*** Records to process ***
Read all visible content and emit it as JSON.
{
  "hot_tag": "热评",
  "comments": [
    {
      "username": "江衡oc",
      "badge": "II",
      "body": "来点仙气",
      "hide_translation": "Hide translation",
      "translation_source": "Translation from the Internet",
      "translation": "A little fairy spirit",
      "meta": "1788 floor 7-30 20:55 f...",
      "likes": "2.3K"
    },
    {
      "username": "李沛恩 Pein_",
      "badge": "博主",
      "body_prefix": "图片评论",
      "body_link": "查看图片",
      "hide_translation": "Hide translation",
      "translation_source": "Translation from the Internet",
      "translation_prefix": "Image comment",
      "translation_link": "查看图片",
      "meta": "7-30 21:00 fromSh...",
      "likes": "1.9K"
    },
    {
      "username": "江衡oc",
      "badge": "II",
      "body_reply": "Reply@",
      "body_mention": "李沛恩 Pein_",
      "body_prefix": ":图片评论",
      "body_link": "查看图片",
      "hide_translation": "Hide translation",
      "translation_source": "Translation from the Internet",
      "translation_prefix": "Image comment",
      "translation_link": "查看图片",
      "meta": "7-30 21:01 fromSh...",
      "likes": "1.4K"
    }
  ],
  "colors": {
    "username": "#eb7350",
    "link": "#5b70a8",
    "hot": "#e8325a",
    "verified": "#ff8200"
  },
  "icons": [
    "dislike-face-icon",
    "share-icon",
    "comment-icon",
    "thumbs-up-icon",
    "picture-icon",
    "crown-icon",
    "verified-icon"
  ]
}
***
» What is expected:
Quote each line of the listing above exactly.

» Written answer:
Read all visible content and emit it as JSON.
{
  "hot_tag": "热评",
  "comments": [
    {
      "username": "江衡oc",
      "badge": "II",
      "body": "来点仙气",
      "hide_translation": "Hide translation",
      "translation_source": "Translation from the Internet",
      "translation": "A little fairy spirit",
      "meta": "1788 floor 7-30 20:55 f...",
      "likes": "2.3K"
    },
    {
      "username": "李沛恩 Pein_",
      "badge": "博主",
      "body_prefix": "图片评论",
      "body_link": "查看图片",
      "hide_translation": "Hide translation",
      "translation_source": "Translation from the Internet",
      "translation_prefix": "Image comment",
      "translation_link": "查看图片",
      "meta": "7-30 21:00 fromSh...",
      "likes": "1.9K"
    },
    {
      "username": "江衡oc",
      "badge": "II",
      "body_reply": "Reply@",
      "body_mention": "李沛恩 Pein_",
      "body_prefix": ":图片评论",
      "body_link": "查看图片",
      "hide_translation": "Hide translation",
      "translation_source": "Translation from the Internet",
      "translation_prefix": "Image comment",
      "translation_link": "查看图片",
      "meta": "7-30 21:01 fromSh...",
      "likes": "1.4K"
    }
  ],
  "colors": {
    "username": "#eb7350",
    "link": "#5b70a8",
    "hot": "#e8325a",
    "verified": "#ff8200"
  },
  "icons": [
    "dislike-face-icon",
    "share-icon",
    "comment-icon",
    "thumbs-up-icon",
    "picture-icon",
    "crown-icon",
    "verified-icon"
  ]
}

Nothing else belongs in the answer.